begin

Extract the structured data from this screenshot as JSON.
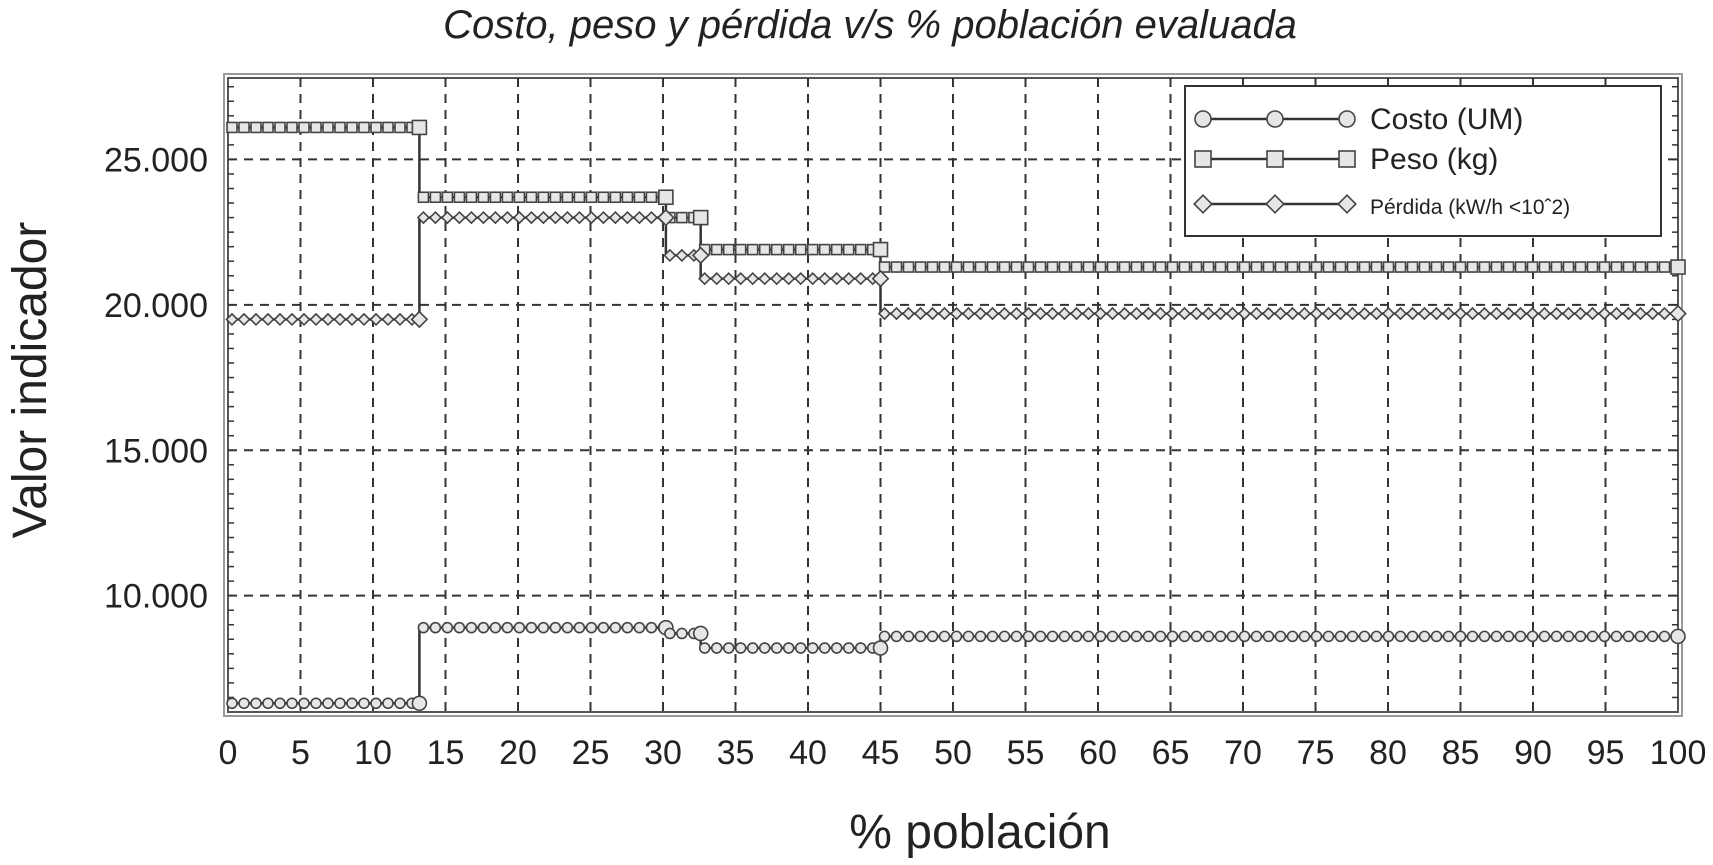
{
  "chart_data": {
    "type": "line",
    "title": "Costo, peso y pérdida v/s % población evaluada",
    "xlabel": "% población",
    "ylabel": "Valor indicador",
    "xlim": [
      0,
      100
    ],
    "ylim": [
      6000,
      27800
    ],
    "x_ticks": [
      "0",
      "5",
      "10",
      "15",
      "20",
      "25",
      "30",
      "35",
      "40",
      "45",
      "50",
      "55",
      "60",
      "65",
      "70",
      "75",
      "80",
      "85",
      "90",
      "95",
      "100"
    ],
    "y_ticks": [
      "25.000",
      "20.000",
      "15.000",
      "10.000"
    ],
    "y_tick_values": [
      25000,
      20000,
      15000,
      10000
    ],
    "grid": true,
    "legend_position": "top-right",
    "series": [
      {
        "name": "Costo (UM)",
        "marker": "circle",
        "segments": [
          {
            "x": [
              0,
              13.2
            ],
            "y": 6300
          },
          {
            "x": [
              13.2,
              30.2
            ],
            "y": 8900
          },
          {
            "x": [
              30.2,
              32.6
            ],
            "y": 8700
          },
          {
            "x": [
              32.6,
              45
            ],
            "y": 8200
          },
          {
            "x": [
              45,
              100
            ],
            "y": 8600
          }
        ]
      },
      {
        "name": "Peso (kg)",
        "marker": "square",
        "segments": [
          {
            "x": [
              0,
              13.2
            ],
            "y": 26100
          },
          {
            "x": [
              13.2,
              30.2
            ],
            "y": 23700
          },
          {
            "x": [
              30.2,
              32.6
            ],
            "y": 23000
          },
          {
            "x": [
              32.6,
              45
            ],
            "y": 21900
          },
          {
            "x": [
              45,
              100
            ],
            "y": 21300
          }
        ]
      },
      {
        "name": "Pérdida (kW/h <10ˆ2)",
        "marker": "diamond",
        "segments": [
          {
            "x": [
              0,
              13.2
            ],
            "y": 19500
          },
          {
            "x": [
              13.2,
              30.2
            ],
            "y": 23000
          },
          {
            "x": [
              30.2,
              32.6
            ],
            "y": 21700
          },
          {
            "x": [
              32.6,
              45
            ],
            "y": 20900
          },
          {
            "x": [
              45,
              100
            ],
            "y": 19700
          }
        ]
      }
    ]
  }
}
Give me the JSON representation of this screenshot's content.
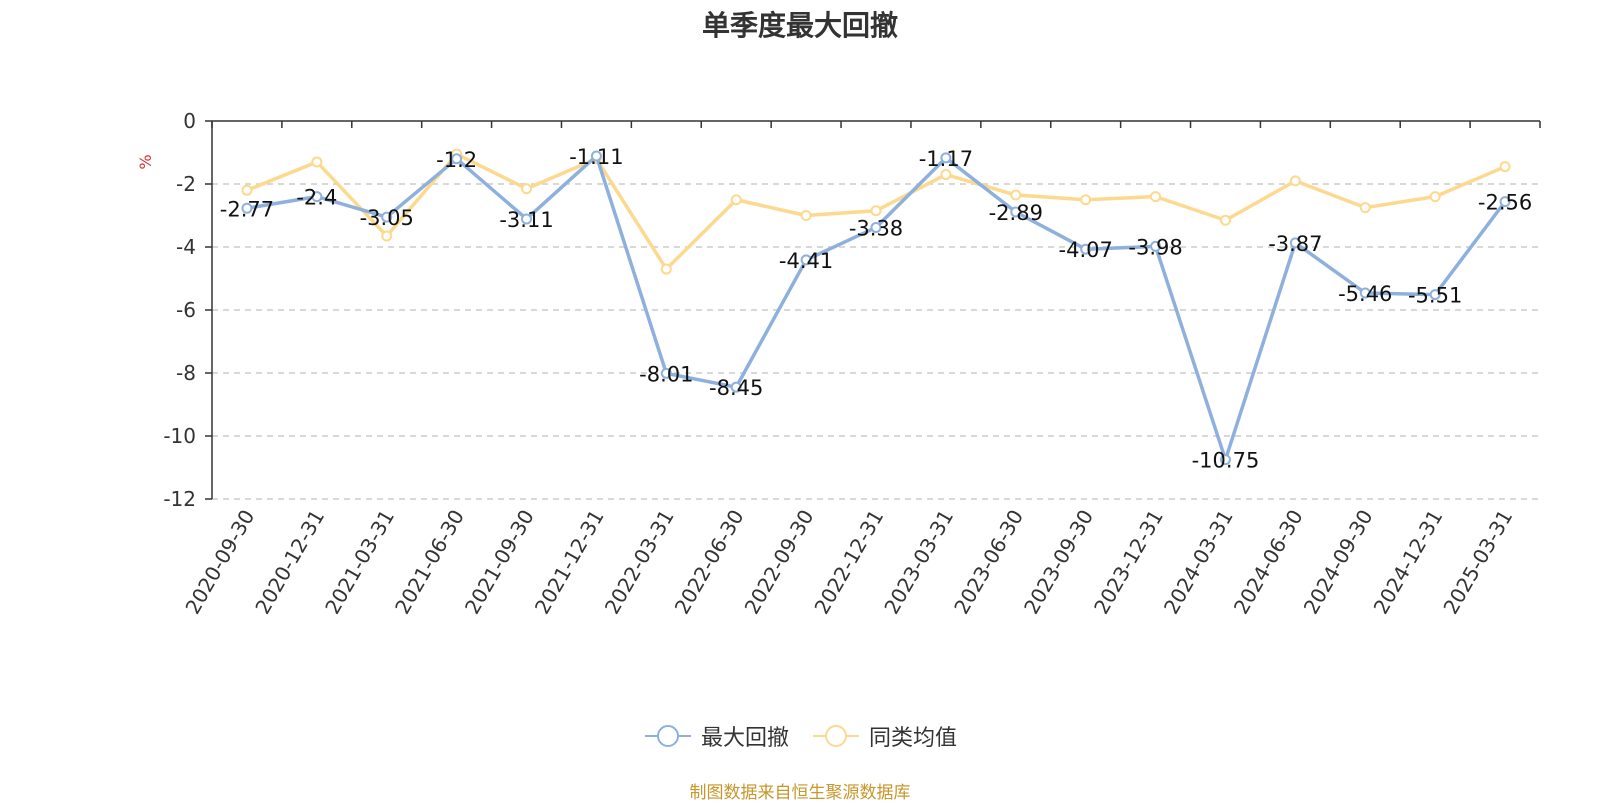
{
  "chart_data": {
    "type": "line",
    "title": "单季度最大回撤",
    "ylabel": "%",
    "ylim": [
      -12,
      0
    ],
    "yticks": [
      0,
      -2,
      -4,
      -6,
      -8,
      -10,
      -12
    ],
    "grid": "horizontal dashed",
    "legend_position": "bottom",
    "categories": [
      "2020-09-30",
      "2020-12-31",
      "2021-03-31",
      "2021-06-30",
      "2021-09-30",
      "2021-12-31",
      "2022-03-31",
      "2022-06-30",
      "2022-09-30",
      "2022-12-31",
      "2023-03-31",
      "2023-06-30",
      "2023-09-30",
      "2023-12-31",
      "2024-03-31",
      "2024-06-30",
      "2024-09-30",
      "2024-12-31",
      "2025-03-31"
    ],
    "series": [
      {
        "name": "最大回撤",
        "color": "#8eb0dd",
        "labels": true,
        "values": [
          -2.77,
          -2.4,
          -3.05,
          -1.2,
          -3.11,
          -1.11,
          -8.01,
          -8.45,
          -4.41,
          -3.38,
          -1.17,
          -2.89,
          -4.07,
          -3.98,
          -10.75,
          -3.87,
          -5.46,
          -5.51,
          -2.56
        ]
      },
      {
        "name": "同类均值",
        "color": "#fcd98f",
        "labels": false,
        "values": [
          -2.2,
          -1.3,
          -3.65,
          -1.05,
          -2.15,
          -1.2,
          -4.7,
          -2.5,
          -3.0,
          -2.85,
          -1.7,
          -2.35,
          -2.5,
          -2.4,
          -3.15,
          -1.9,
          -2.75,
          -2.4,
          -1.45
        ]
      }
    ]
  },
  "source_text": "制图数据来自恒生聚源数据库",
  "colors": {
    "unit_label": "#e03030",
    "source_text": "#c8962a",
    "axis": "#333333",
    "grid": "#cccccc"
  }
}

end

* Work to do *
Find how many of the lines above have the word "JSON" in them. State only that number.

* Output of the task *
2